_Exercise aim_. Write out the full set of records below exactly.

------ Provided data ------

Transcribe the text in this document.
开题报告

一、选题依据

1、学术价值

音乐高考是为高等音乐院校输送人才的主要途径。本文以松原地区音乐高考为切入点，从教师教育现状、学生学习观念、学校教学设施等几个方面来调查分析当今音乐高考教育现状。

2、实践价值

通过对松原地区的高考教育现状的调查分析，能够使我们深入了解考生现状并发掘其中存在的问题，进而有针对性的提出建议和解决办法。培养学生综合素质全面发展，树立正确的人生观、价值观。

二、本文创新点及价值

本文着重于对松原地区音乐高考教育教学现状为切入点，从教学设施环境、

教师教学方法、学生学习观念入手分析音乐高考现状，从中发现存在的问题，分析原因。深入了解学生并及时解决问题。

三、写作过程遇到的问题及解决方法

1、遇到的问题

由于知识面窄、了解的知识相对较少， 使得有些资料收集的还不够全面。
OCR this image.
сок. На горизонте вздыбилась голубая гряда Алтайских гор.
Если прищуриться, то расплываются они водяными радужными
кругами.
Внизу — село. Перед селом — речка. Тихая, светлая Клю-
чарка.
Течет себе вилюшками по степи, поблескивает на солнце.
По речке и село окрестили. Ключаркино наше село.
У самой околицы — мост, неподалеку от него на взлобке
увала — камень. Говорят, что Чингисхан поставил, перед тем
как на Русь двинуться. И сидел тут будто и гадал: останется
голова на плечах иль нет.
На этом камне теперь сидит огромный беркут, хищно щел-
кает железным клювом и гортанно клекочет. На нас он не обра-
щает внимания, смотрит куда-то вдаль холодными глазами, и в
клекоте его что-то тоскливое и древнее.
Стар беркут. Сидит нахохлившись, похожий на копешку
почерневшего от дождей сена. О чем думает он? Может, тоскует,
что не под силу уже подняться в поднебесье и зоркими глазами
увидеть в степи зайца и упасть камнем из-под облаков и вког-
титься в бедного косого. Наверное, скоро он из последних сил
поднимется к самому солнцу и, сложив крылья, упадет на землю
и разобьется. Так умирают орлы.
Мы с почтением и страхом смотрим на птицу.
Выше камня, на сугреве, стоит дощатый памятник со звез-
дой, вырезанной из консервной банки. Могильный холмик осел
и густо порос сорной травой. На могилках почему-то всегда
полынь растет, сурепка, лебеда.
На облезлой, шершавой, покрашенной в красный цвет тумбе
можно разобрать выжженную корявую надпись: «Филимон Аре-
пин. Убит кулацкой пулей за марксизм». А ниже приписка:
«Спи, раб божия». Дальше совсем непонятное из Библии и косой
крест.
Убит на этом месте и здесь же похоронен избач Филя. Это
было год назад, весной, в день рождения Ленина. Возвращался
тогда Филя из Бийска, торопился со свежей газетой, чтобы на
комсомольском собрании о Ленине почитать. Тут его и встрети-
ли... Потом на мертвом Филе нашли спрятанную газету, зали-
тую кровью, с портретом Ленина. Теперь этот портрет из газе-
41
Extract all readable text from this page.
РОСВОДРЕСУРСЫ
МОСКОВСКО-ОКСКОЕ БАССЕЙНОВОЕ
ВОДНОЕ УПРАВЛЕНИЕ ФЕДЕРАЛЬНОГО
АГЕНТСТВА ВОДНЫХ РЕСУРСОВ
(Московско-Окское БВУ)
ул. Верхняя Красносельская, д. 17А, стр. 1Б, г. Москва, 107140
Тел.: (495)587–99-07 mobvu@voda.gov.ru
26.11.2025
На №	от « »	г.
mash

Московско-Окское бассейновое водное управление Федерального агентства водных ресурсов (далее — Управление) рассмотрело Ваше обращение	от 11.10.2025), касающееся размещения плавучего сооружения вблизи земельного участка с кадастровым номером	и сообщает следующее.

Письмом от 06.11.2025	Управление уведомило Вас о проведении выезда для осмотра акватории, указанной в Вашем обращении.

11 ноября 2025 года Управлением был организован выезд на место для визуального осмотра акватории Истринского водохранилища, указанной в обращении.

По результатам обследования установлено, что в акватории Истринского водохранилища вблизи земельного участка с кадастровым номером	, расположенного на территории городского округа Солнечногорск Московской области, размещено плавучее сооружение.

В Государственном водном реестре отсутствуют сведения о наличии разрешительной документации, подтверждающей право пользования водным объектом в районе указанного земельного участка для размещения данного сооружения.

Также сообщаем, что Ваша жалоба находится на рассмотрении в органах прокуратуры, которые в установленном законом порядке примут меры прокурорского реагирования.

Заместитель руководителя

------

_Task output_.
Transcribe the text in this document.
开题报告

一、选题依据

1、学术价值

音乐高考是为高等音乐院校输送人才的主要途径。本文以松原地区音乐高考为切入点，从教师教育现状、学生学习观念、学校教学设施等几个方面来调查分析当今音乐高考教育现状。

2、实践价值

通过对松原地区的高考教育现状的调查分析，能够使我们深入了解考生现状并发掘其中存在的问题，进而有针对性的提出建议和解决办法。培养学生综合素质全面发展，树立正确的人生观、价值观。

二、本文创新点及价值

本文着重于对松原地区音乐高考教育教学现状为切入点，从教学设施环境、

教师教学方法、学生学习观念入手分析音乐高考现状，从中发现存在的问题，分析原因。深入了解学生并及时解决问题。

三、写作过程遇到的问题及解决方法

1、遇到的问题

由于知识面窄、了解的知识相对较少， 使得有些资料收集的还不够全面。
OCR this image.
сок. На горизонте вздыбилась голубая гряда Алтайских гор.
Если прищуриться, то расплываются они водяными радужными
кругами.
Внизу — село. Перед селом — речка. Тихая, светлая Клю-
чарка.
Течет себе вилюшками по степи, поблескивает на солнце.
По речке и село окрестили. Ключаркино наше село.
У самой околицы — мост, неподалеку от него на взлобке
увала — камень. Говорят, что Чингисхан поставил, перед тем
как на Русь двинуться. И сидел тут будто и гадал: останется
голова на плечах иль нет.
На этом камне теперь сидит огромный беркут, хищно щел-
кает железным клювом и гортанно клекочет. На нас он не обра-
щает внимания, смотрит куда-то вдаль холодными глазами, и в
клекоте его что-то тоскливое и древнее.
Стар беркут. Сидит нахохлившись, похожий на копешку
почерневшего от дождей сена. О чем думает он? Может, тоскует,
что не под силу уже подняться в поднебесье и зоркими глазами
увидеть в степи зайца и упасть камнем из-под облаков и вког-
титься в бедного косого. Наверное, скоро он из последних сил
поднимется к самому солнцу и, сложив крылья, упадет на землю
и разобьется. Так умирают орлы.
Мы с почтением и страхом смотрим на птицу.
Выше камня, на сугреве, стоит дощатый памятник со звез-
дой, вырезанной из консервной банки. Могильный холмик осел
и густо порос сорной травой. На могилках почему-то всегда
полынь растет, сурепка, лебеда.
На облезлой, шершавой, покрашенной в красный цвет тумбе
можно разобрать выжженную корявую надпись: «Филимон Аре-
пин. Убит кулацкой пулей за марксизм». А ниже приписка:
«Спи, раб божия». Дальше совсем непонятное из Библии и косой
крест.
Убит на этом месте и здесь же похоронен избач Филя. Это
было год назад, весной, в день рождения Ленина. Возвращался
тогда Филя из Бийска, торопился со свежей газетой, чтобы на
комсомольском собрании о Ленине почитать. Тут его и встрети-
ли... Потом на мертвом Филе нашли спрятанную газету, зали-
тую кровью, с портретом Ленина. Теперь этот портрет из газе-
41
Extract all readable text from this page.
РОСВОДРЕСУРСЫ
МОСКОВСКО-ОКСКОЕ БАССЕЙНОВОЕ
ВОДНОЕ УПРАВЛЕНИЕ ФЕДЕРАЛЬНОГО
АГЕНТСТВА ВОДНЫХ РЕСУРСОВ
(Московско-Окское БВУ)
ул. Верхняя Красносельская, д. 17А, стр. 1Б, г. Москва, 107140
Тел.: (495)587–99-07 mobvu@voda.gov.ru
26.11.2025
На №	от « »	г.
mash

Московско-Окское бассейновое водное управление Федерального агентства водных ресурсов (далее — Управление) рассмотрело Ваше обращение	от 11.10.2025), касающееся размещения плавучего сооружения вблизи земельного участка с кадастровым номером	и сообщает следующее.

Письмом от 06.11.2025	Управление уведомило Вас о проведении выезда для осмотра акватории, указанной в Вашем обращении.

11 ноября 2025 года Управлением был организован выезд на место для визуального осмотра акватории Истринского водохранилища, указанной в обращении.

По результатам обследования установлено, что в акватории Истринского водохранилища вблизи земельного участка с кадастровым номером	, расположенного на территории городского округа Солнечногорск Московской области, размещено плавучее сооружение.

В Государственном водном реестре отсутствуют сведения о наличии разрешительной документации, подтверждающей право пользования водным объектом в районе указанного земельного участка для размещения данного сооружения.

Также сообщаем, что Ваша жалоба находится на рассмотрении в органах прокуратуры, которые в установленном законом порядке примут меры прокурорского реагирования.

Заместитель руководителя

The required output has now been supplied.